[OBJECTIVE]: For the records below, say how many lines contain the string "text". Give the number only.

[MATERIAL SHOWN]:
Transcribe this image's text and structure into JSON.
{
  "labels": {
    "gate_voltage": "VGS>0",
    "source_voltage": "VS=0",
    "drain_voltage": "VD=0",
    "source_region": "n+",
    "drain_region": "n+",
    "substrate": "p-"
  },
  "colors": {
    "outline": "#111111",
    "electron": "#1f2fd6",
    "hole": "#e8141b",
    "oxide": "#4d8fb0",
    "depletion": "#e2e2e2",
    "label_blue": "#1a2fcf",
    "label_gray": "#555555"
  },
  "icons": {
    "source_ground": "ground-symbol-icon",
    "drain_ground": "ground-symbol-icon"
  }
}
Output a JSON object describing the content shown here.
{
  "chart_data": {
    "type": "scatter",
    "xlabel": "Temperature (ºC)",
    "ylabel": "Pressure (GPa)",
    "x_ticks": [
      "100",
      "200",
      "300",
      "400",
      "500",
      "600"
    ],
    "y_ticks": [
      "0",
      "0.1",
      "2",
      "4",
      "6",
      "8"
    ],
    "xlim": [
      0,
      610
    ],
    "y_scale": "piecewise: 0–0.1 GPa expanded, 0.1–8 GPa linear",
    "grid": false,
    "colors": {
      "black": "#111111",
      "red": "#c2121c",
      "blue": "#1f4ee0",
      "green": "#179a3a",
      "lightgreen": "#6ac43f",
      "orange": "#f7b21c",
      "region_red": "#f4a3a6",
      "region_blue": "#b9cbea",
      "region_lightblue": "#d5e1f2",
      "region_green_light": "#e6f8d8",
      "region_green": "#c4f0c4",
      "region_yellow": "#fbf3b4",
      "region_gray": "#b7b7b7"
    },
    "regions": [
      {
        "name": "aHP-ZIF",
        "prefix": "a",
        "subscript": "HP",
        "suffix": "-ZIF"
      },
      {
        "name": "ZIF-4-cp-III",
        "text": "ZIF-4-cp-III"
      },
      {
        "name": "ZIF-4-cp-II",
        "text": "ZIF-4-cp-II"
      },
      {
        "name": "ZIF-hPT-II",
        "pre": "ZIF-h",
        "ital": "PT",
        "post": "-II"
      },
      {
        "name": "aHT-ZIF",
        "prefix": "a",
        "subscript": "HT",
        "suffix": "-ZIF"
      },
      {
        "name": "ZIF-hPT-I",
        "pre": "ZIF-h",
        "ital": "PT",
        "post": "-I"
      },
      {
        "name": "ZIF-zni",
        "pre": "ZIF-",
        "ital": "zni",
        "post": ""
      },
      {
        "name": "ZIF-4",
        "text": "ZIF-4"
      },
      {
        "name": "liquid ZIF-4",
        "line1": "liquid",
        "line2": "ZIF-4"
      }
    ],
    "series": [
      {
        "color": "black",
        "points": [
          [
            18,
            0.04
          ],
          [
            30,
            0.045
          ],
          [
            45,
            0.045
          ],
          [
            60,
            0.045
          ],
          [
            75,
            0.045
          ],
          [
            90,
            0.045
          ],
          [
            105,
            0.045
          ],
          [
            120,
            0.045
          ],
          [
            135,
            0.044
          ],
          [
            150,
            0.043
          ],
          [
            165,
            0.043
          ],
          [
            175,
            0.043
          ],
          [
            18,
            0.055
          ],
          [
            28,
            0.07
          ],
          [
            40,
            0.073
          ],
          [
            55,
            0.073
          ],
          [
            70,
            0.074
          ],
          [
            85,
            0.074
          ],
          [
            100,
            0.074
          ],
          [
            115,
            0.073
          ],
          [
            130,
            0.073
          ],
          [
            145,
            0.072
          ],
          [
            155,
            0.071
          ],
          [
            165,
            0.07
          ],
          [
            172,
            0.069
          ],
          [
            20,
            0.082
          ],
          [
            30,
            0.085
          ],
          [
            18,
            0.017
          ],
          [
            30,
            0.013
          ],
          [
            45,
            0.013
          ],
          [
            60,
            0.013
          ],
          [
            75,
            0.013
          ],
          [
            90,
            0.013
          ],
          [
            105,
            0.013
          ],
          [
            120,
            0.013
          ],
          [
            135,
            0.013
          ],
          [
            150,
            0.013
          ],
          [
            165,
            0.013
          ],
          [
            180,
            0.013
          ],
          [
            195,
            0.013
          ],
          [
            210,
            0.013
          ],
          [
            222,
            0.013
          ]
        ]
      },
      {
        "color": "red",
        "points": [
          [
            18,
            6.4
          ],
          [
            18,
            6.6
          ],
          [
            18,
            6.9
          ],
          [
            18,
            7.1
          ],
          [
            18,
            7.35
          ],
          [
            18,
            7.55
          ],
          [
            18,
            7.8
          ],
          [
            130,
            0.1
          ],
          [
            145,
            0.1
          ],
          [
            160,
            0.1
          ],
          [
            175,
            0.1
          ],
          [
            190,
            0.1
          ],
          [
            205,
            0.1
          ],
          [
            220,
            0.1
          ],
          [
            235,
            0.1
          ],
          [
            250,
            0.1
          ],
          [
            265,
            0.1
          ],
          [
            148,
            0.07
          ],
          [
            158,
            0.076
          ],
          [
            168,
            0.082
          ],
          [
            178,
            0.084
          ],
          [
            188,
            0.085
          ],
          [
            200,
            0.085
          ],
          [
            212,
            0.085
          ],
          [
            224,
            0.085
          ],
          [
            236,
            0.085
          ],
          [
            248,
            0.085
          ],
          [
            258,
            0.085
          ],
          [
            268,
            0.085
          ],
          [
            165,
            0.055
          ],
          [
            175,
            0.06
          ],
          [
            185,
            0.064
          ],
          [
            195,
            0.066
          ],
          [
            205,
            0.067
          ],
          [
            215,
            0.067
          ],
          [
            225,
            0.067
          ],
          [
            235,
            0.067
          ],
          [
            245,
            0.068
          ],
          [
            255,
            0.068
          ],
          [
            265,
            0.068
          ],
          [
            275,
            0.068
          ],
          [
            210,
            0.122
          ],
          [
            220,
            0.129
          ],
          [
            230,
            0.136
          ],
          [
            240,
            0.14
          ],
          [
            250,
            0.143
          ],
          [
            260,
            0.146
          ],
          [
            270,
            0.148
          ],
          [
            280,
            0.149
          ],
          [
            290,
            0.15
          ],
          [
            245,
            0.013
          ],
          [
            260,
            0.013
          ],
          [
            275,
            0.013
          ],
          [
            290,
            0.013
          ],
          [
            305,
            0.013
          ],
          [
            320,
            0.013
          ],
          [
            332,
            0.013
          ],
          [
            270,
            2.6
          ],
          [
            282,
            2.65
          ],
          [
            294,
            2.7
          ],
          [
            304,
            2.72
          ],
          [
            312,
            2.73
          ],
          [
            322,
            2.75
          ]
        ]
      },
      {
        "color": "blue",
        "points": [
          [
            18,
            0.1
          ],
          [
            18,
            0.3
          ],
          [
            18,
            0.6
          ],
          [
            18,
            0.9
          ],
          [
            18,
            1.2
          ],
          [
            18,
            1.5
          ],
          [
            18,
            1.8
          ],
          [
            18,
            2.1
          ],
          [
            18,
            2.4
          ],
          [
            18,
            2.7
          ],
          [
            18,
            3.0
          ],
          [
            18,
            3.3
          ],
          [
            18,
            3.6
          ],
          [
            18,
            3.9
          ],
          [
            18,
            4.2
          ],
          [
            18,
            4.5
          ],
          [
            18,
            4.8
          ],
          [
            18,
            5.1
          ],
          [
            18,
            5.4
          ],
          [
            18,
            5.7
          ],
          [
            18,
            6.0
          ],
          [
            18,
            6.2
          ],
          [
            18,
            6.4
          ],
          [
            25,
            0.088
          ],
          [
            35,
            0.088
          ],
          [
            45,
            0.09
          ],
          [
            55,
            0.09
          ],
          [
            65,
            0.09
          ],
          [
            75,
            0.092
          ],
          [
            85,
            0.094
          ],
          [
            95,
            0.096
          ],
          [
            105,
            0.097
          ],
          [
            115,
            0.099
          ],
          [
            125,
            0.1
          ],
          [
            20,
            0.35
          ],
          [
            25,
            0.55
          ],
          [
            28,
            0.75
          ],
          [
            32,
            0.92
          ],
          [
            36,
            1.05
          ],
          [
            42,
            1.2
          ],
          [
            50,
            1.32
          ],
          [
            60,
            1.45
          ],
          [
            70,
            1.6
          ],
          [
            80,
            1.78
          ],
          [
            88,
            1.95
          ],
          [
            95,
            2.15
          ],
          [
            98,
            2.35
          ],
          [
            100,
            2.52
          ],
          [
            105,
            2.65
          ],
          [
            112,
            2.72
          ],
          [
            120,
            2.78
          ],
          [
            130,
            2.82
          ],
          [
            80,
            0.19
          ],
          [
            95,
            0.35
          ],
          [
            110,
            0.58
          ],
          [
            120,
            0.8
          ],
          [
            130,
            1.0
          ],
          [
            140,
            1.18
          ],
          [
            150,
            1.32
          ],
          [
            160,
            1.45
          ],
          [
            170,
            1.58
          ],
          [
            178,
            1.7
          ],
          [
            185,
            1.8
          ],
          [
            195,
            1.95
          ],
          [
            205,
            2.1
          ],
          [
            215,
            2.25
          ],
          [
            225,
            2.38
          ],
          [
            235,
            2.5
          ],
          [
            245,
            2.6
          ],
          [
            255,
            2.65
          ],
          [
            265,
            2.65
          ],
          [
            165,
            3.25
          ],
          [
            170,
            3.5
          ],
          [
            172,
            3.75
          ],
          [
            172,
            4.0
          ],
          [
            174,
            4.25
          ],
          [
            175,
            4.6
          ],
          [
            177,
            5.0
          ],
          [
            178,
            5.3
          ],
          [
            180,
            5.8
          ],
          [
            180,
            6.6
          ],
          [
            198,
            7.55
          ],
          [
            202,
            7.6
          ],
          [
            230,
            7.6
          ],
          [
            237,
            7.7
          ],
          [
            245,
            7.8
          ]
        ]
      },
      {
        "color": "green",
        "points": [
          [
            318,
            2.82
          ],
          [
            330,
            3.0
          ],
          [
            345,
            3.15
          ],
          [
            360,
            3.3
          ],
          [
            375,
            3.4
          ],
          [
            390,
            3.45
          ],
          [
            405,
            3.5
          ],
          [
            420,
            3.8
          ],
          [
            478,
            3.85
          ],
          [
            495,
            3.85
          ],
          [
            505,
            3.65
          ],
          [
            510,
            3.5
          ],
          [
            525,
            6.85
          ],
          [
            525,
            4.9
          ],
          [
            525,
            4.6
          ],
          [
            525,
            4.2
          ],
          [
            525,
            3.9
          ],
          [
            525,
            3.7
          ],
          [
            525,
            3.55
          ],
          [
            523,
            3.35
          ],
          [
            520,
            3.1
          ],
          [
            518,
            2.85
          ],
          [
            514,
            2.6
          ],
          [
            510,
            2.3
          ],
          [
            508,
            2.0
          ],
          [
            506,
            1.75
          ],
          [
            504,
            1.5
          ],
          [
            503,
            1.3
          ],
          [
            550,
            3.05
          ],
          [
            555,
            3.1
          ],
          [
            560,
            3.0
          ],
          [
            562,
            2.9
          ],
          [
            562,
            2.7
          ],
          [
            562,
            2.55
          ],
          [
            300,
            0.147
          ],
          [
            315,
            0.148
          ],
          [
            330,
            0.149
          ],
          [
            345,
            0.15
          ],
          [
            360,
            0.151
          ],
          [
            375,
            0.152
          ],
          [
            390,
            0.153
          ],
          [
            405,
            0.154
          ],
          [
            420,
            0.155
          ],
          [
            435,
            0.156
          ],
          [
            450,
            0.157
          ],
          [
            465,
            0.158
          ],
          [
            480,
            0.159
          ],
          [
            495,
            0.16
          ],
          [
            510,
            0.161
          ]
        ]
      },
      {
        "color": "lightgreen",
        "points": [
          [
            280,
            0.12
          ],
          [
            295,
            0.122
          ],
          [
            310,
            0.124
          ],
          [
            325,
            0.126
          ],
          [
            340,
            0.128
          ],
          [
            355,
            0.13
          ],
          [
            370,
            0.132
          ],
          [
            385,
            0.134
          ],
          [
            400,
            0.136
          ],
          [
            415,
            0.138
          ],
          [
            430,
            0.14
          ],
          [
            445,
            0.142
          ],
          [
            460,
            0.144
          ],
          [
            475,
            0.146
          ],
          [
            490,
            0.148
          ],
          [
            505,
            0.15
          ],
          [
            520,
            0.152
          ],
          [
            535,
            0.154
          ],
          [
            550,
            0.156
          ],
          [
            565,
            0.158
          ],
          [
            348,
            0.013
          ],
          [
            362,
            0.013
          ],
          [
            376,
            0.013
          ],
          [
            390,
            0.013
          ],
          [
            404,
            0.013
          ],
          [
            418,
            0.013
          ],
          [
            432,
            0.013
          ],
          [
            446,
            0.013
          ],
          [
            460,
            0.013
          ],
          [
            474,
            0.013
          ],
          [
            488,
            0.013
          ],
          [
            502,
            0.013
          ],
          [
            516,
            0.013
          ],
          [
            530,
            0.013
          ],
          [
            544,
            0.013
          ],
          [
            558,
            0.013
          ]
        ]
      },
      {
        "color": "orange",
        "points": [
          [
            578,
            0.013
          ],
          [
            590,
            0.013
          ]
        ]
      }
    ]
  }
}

[EXERCISE SOLUTION]: 4